_Do this_
Without including any images, reproduce each entry exactly.

_Entries from a visual dataset_
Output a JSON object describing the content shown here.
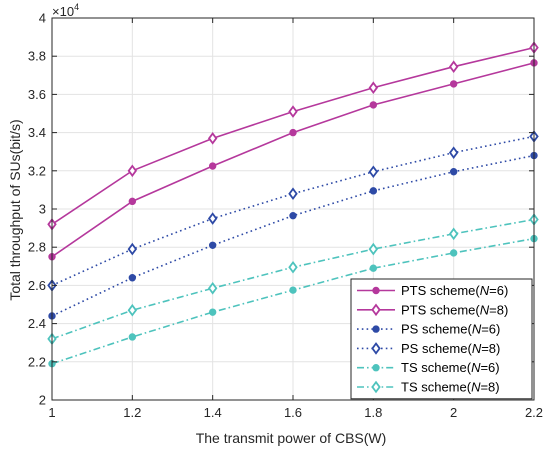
{
  "chart_data": {
    "type": "line",
    "xlabel": "The transmit power of CBS(W)",
    "ylabel": "Total throughput of SUs(bit/s)",
    "y_exponent_base": "×10",
    "y_exponent_power": "4",
    "xlim": [
      1,
      2.2
    ],
    "ylim": [
      2,
      4
    ],
    "x": [
      1,
      1.2,
      1.4,
      1.6,
      1.8,
      2,
      2.2
    ],
    "x_tick_labels": [
      "1",
      "1.2",
      "1.4",
      "1.6",
      "1.8",
      "2",
      "2.2"
    ],
    "y_ticks": [
      2,
      2.2,
      2.4,
      2.6,
      2.8,
      3,
      3.2,
      3.4,
      3.6,
      3.8,
      4
    ],
    "y_tick_labels": [
      "2",
      "2.2",
      "2.4",
      "2.6",
      "2.8",
      "3",
      "3.2",
      "3.4",
      "3.6",
      "3.8",
      "4"
    ],
    "grid": true,
    "legend_position": "bottom-right",
    "series": [
      {
        "legend_prefix": "PTS scheme(",
        "legend_var": "N",
        "legend_suffix": "=6)",
        "color": "#b5389c",
        "style": "solid",
        "marker": "dot",
        "values": [
          2.75,
          3.04,
          3.225,
          3.4,
          3.545,
          3.655,
          3.765
        ]
      },
      {
        "legend_prefix": "PTS scheme(",
        "legend_var": "N",
        "legend_suffix": "=8)",
        "color": "#b5389c",
        "style": "solid",
        "marker": "diamond",
        "values": [
          2.92,
          3.2,
          3.37,
          3.51,
          3.635,
          3.745,
          3.845
        ]
      },
      {
        "legend_prefix": "PS scheme(",
        "legend_var": "N",
        "legend_suffix": "=6)",
        "color": "#2e4aa6",
        "style": "dotted",
        "marker": "dot",
        "values": [
          2.44,
          2.64,
          2.81,
          2.965,
          3.095,
          3.195,
          3.28
        ]
      },
      {
        "legend_prefix": "PS scheme(",
        "legend_var": "N",
        "legend_suffix": "=8)",
        "color": "#2e4aa6",
        "style": "dotted",
        "marker": "diamond",
        "values": [
          2.6,
          2.79,
          2.95,
          3.08,
          3.195,
          3.295,
          3.38
        ]
      },
      {
        "legend_prefix": "TS scheme(",
        "legend_var": "N",
        "legend_suffix": "=6)",
        "color": "#4ec3bd",
        "style": "dashdot",
        "marker": "dot",
        "values": [
          2.19,
          2.33,
          2.46,
          2.575,
          2.69,
          2.77,
          2.845
        ]
      },
      {
        "legend_prefix": "TS scheme(",
        "legend_var": "N",
        "legend_suffix": "=8)",
        "color": "#4ec3bd",
        "style": "dashdot",
        "marker": "diamond",
        "values": [
          2.32,
          2.47,
          2.585,
          2.695,
          2.79,
          2.87,
          2.945
        ]
      }
    ]
  }
}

_Reply_
Output a JSON object describing the content shown here.
{
  "chart_data": {
    "type": "line",
    "xlabel": "The transmit power of CBS(W)",
    "ylabel": "Total throughput of SUs(bit/s)",
    "y_exponent_base": "×10",
    "y_exponent_power": "4",
    "xlim": [
      1,
      2.2
    ],
    "ylim": [
      2,
      4
    ],
    "x": [
      1,
      1.2,
      1.4,
      1.6,
      1.8,
      2,
      2.2
    ],
    "x_tick_labels": [
      "1",
      "1.2",
      "1.4",
      "1.6",
      "1.8",
      "2",
      "2.2"
    ],
    "y_ticks": [
      2,
      2.2,
      2.4,
      2.6,
      2.8,
      3,
      3.2,
      3.4,
      3.6,
      3.8,
      4
    ],
    "y_tick_labels": [
      "2",
      "2.2",
      "2.4",
      "2.6",
      "2.8",
      "3",
      "3.2",
      "3.4",
      "3.6",
      "3.8",
      "4"
    ],
    "grid": true,
    "legend_position": "bottom-right",
    "series": [
      {
        "legend_prefix": "PTS scheme(",
        "legend_var": "N",
        "legend_suffix": "=6)",
        "color": "#b5389c",
        "style": "solid",
        "marker": "dot",
        "values": [
          2.75,
          3.04,
          3.225,
          3.4,
          3.545,
          3.655,
          3.765
        ]
      },
      {
        "legend_prefix": "PTS scheme(",
        "legend_var": "N",
        "legend_suffix": "=8)",
        "color": "#b5389c",
        "style": "solid",
        "marker": "diamond",
        "values": [
          2.92,
          3.2,
          3.37,
          3.51,
          3.635,
          3.745,
          3.845
        ]
      },
      {
        "legend_prefix": "PS scheme(",
        "legend_var": "N",
        "legend_suffix": "=6)",
        "color": "#2e4aa6",
        "style": "dotted",
        "marker": "dot",
        "values": [
          2.44,
          2.64,
          2.81,
          2.965,
          3.095,
          3.195,
          3.28
        ]
      },
      {
        "legend_prefix": "PS scheme(",
        "legend_var": "N",
        "legend_suffix": "=8)",
        "color": "#2e4aa6",
        "style": "dotted",
        "marker": "diamond",
        "values": [
          2.6,
          2.79,
          2.95,
          3.08,
          3.195,
          3.295,
          3.38
        ]
      },
      {
        "legend_prefix": "TS scheme(",
        "legend_var": "N",
        "legend_suffix": "=6)",
        "color": "#4ec3bd",
        "style": "dashdot",
        "marker": "dot",
        "values": [
          2.19,
          2.33,
          2.46,
          2.575,
          2.69,
          2.77,
          2.845
        ]
      },
      {
        "legend_prefix": "TS scheme(",
        "legend_var": "N",
        "legend_suffix": "=8)",
        "color": "#4ec3bd",
        "style": "dashdot",
        "marker": "diamond",
        "values": [
          2.32,
          2.47,
          2.585,
          2.695,
          2.79,
          2.87,
          2.945
        ]
      }
    ]
  }
}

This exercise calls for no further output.